Output each line of the data below exactly, omitting any image.

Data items
================================

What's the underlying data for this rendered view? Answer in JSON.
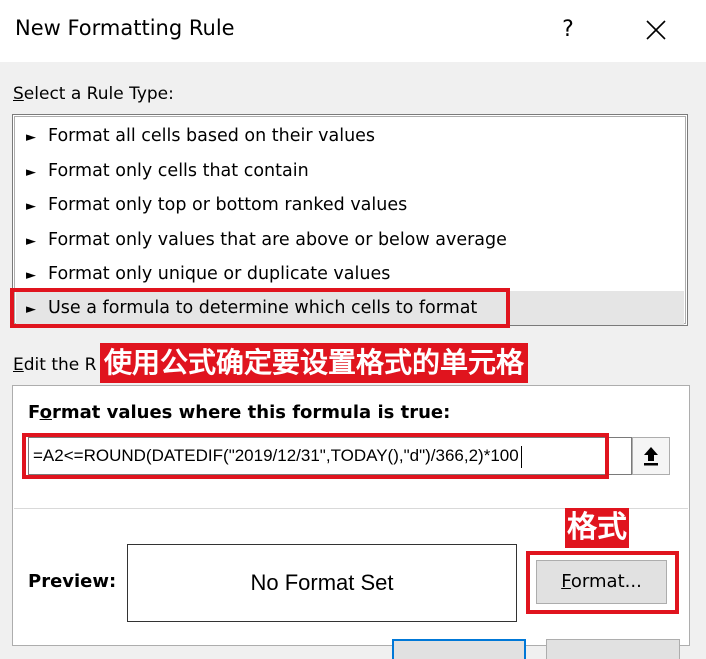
{
  "dialog": {
    "title": "New Formatting Rule",
    "help_glyph": "?"
  },
  "rule_type": {
    "label_mnemonic": "S",
    "label_rest": "elect a Rule Type:",
    "items": [
      {
        "bullet": "►",
        "label": "Format all cells based on their values"
      },
      {
        "bullet": "►",
        "label": "Format only cells that contain"
      },
      {
        "bullet": "►",
        "label": "Format only top or bottom ranked values"
      },
      {
        "bullet": "►",
        "label": "Format only values that are above or below average"
      },
      {
        "bullet": "►",
        "label": "Format only unique or duplicate values"
      },
      {
        "bullet": "►",
        "label": "Use a formula to determine which cells to format"
      }
    ],
    "selected_index": 5
  },
  "edit_rule": {
    "label_mnemonic": "E",
    "label_rest": "dit the R",
    "formula_label_pre": "F",
    "formula_label_mnemonic": "o",
    "formula_label_rest": "rmat values where this formula is true:",
    "formula_value": "=A2<=ROUND(DATEDIF(\"2019/12/31\",TODAY(),\"d\")/366,2)*100",
    "preview_label": "Preview:",
    "preview_text": "No Format Set",
    "format_button_mnemonic": "F",
    "format_button_rest": "ormat..."
  },
  "annotations": {
    "rule_banner": "使用公式确定要设置格式的单元格",
    "format_banner": "格式",
    "highlight_color": "#e0141e"
  },
  "icons": {
    "close": "close-icon",
    "collapse": "collapse-dialog-icon"
  }
}
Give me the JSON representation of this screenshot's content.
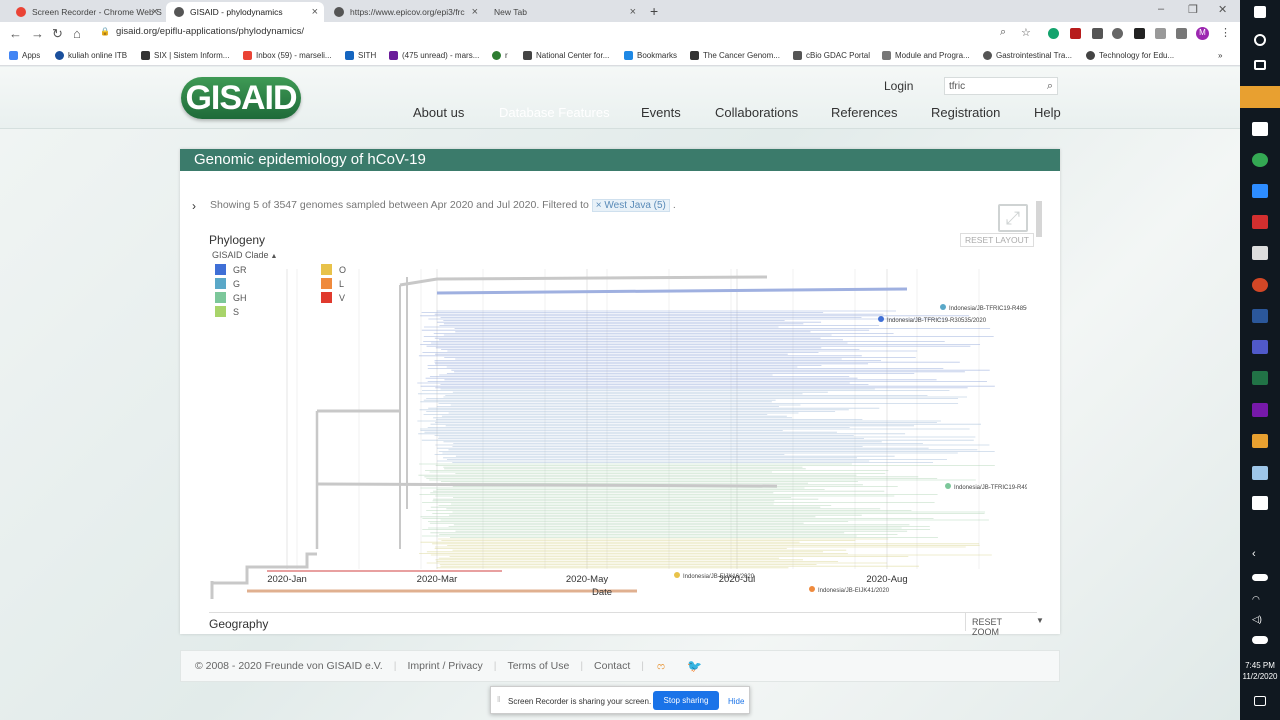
{
  "browser": {
    "tabs": [
      {
        "title": "Screen Recorder - Chrome Web S",
        "active": false,
        "favicon": "#ea4335"
      },
      {
        "title": "GISAID - phylodynamics",
        "active": true,
        "favicon": "#555555"
      },
      {
        "title": "https://www.epicov.org/epi3/frc",
        "active": false,
        "favicon": "#555555"
      },
      {
        "title": "New Tab",
        "active": false,
        "favicon": ""
      }
    ],
    "url": "gisaid.org/epiflu-applications/phylodynamics/",
    "profile_initial": "M",
    "bookmarks": [
      {
        "label": "Apps",
        "color": "#4285f4"
      },
      {
        "label": "kuliah online ITB",
        "color": "#1a4f9c"
      },
      {
        "label": "SIX | Sistem Inform...",
        "color": "#333333"
      },
      {
        "label": "Inbox (59) - marseli...",
        "color": "#ea4335"
      },
      {
        "label": "SITH",
        "color": "#1565c0"
      },
      {
        "label": "(475 unread) - mars...",
        "color": "#6a1b9a"
      },
      {
        "label": "r",
        "color": "#2e7d32"
      },
      {
        "label": "National Center for...",
        "color": "#444444"
      },
      {
        "label": "Bookmarks",
        "color": "#1e88e5"
      },
      {
        "label": "The Cancer Genom...",
        "color": "#333333"
      },
      {
        "label": "cBio GDAC Portal",
        "color": "#555555"
      },
      {
        "label": "Module and Progra...",
        "color": "#777777"
      },
      {
        "label": "Gastrointestinal Tra...",
        "color": "#555555"
      },
      {
        "label": "Technology for Edu...",
        "color": "#444444"
      }
    ]
  },
  "taskbar": {
    "time": "7:45 PM",
    "date": "11/2/2020"
  },
  "site": {
    "logo": "GISAID",
    "login": "Login",
    "search_value": "tfric",
    "nav": [
      "About us",
      "Database Features",
      "Events",
      "Collaborations",
      "References",
      "Registration",
      "Help"
    ],
    "nav_active": "Database Features"
  },
  "panel": {
    "title": "Genomic epidemiology of hCoV-19",
    "filter_text": "Showing 5 of 3547 genomes sampled between Apr 2020 and Jul 2020. Filtered to",
    "filter_chip": "× West Java (5)",
    "filter_end": ".",
    "reset_layout": "RESET LAYOUT",
    "phylogeny_title": "Phylogeny",
    "clade_title": "GISAID Clade",
    "geography_title": "Geography",
    "reset_zoom": "RESET ZOOM"
  },
  "chart_data": {
    "type": "scatter",
    "title": "Phylogeny",
    "xlabel": "Date",
    "ylabel": "",
    "x_ticks": [
      "2020-Jan",
      "2020-Mar",
      "2020-May",
      "2020-Jul",
      "2020-Aug"
    ],
    "legend_title": "GISAID Clade",
    "legend": [
      {
        "name": "GR",
        "color": "#3f6fd6"
      },
      {
        "name": "G",
        "color": "#5aa8c8"
      },
      {
        "name": "GH",
        "color": "#7cc79a"
      },
      {
        "name": "S",
        "color": "#a8d46a"
      },
      {
        "name": "O",
        "color": "#e8c24a"
      },
      {
        "name": "L",
        "color": "#ef8a3d"
      },
      {
        "name": "V",
        "color": "#e03a2e"
      }
    ],
    "highlighted_tips": [
      {
        "label": "Indonesia/JB-TFRIC19-R48562/2020",
        "clade": "G",
        "date": "2020-Jul"
      },
      {
        "label": "Indonesia/JB-TFRIC19-R30535/2020",
        "clade": "GR",
        "date": "2020-Jun"
      },
      {
        "label": "Indonesia/JB-TFRIC19-R49542/2020",
        "clade": "GH",
        "date": "2020-Jul"
      },
      {
        "label": "Indonesia/JB-EIJK16/2020",
        "clade": "O",
        "date": "2020-Apr"
      },
      {
        "label": "Indonesia/JB-EIJK41/2020",
        "clade": "L",
        "date": "2020-Jun"
      }
    ]
  },
  "footer": {
    "copyright": "© 2008 - 2020   Freunde von GISAID e.V.",
    "imprint": "Imprint / Privacy",
    "terms": "Terms of Use",
    "contact": "Contact"
  },
  "share_bar": {
    "text": "Screen Recorder is sharing your screen.",
    "stop": "Stop sharing",
    "hide": "Hide"
  }
}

================================

■ Written reply
What's the underlying data for this rendered view? Answer in JSON.
{
  "dialog": {
    "title": "New Formatting Rule",
    "help_glyph": "?"
  },
  "rule_type": {
    "label_mnemonic": "S",
    "label_rest": "elect a Rule Type:",
    "items": [
      {
        "bullet": "►",
        "label": "Format all cells based on their values"
      },
      {
        "bullet": "►",
        "label": "Format only cells that contain"
      },
      {
        "bullet": "►",
        "label": "Format only top or bottom ranked values"
      },
      {
        "bullet": "►",
        "label": "Format only values that are above or below average"
      },
      {
        "bullet": "►",
        "label": "Format only unique or duplicate values"
      },
      {
        "bullet": "►",
        "label": "Use a formula to determine which cells to format"
      }
    ],
    "selected_index": 5
  },
  "edit_rule": {
    "label_mnemonic": "E",
    "label_rest": "dit the R",
    "formula_label_pre": "F",
    "formula_label_mnemonic": "o",
    "formula_label_rest": "rmat values where this formula is true:",
    "formula_value": "=A2<=ROUND(DATEDIF(\"2019/12/31\",TODAY(),\"d\")/366,2)*100",
    "preview_label": "Preview:",
    "preview_text": "No Format Set",
    "format_button_mnemonic": "F",
    "format_button_rest": "ormat..."
  },
  "annotations": {
    "rule_banner": "使用公式确定要设置格式的单元格",
    "format_banner": "格式",
    "highlight_color": "#e0141e"
  },
  "icons": {
    "close": "close-icon",
    "collapse": "collapse-dialog-icon"
  }
}
Give me the JSON representation of this screenshot's content.
{
  "browser": {
    "tabs": [
      {
        "title": "Screen Recorder - Chrome Web S",
        "active": false,
        "favicon": "#ea4335"
      },
      {
        "title": "GISAID - phylodynamics",
        "active": true,
        "favicon": "#555555"
      },
      {
        "title": "https://www.epicov.org/epi3/frc",
        "active": false,
        "favicon": "#555555"
      },
      {
        "title": "New Tab",
        "active": false,
        "favicon": ""
      }
    ],
    "url": "gisaid.org/epiflu-applications/phylodynamics/",
    "profile_initial": "M",
    "bookmarks": [
      {
        "label": "Apps",
        "color": "#4285f4"
      },
      {
        "label": "kuliah online ITB",
        "color": "#1a4f9c"
      },
      {
        "label": "SIX | Sistem Inform...",
        "color": "#333333"
      },
      {
        "label": "Inbox (59) - marseli...",
        "color": "#ea4335"
      },
      {
        "label": "SITH",
        "color": "#1565c0"
      },
      {
        "label": "(475 unread) - mars...",
        "color": "#6a1b9a"
      },
      {
        "label": "r",
        "color": "#2e7d32"
      },
      {
        "label": "National Center for...",
        "color": "#444444"
      },
      {
        "label": "Bookmarks",
        "color": "#1e88e5"
      },
      {
        "label": "The Cancer Genom...",
        "color": "#333333"
      },
      {
        "label": "cBio GDAC Portal",
        "color": "#555555"
      },
      {
        "label": "Module and Progra...",
        "color": "#777777"
      },
      {
        "label": "Gastrointestinal Tra...",
        "color": "#555555"
      },
      {
        "label": "Technology for Edu...",
        "color": "#444444"
      }
    ]
  },
  "taskbar": {
    "time": "7:45 PM",
    "date": "11/2/2020"
  },
  "site": {
    "logo": "GISAID",
    "login": "Login",
    "search_value": "tfric",
    "nav": [
      "About us",
      "Database Features",
      "Events",
      "Collaborations",
      "References",
      "Registration",
      "Help"
    ],
    "nav_active": "Database Features"
  },
  "panel": {
    "title": "Genomic epidemiology of hCoV-19",
    "filter_text": "Showing 5 of 3547 genomes sampled between Apr 2020 and Jul 2020. Filtered to",
    "filter_chip": "× West Java (5)",
    "filter_end": ".",
    "reset_layout": "RESET LAYOUT",
    "phylogeny_title": "Phylogeny",
    "clade_title": "GISAID Clade",
    "geography_title": "Geography",
    "reset_zoom": "RESET ZOOM"
  },
  "chart_data": {
    "type": "scatter",
    "title": "Phylogeny",
    "xlabel": "Date",
    "ylabel": "",
    "x_ticks": [
      "2020-Jan",
      "2020-Mar",
      "2020-May",
      "2020-Jul",
      "2020-Aug"
    ],
    "legend_title": "GISAID Clade",
    "legend": [
      {
        "name": "GR",
        "color": "#3f6fd6"
      },
      {
        "name": "G",
        "color": "#5aa8c8"
      },
      {
        "name": "GH",
        "color": "#7cc79a"
      },
      {
        "name": "S",
        "color": "#a8d46a"
      },
      {
        "name": "O",
        "color": "#e8c24a"
      },
      {
        "name": "L",
        "color": "#ef8a3d"
      },
      {
        "name": "V",
        "color": "#e03a2e"
      }
    ],
    "highlighted_tips": [
      {
        "label": "Indonesia/JB-TFRIC19-R48562/2020",
        "clade": "G",
        "date": "2020-Jul"
      },
      {
        "label": "Indonesia/JB-TFRIC19-R30535/2020",
        "clade": "GR",
        "date": "2020-Jun"
      },
      {
        "label": "Indonesia/JB-TFRIC19-R49542/2020",
        "clade": "GH",
        "date": "2020-Jul"
      },
      {
        "label": "Indonesia/JB-EIJK16/2020",
        "clade": "O",
        "date": "2020-Apr"
      },
      {
        "label": "Indonesia/JB-EIJK41/2020",
        "clade": "L",
        "date": "2020-Jun"
      }
    ]
  },
  "footer": {
    "copyright": "© 2008 - 2020   Freunde von GISAID e.V.",
    "imprint": "Imprint / Privacy",
    "terms": "Terms of Use",
    "contact": "Contact"
  },
  "share_bar": {
    "text": "Screen Recorder is sharing your screen.",
    "stop": "Stop sharing",
    "hide": "Hide"
  }
}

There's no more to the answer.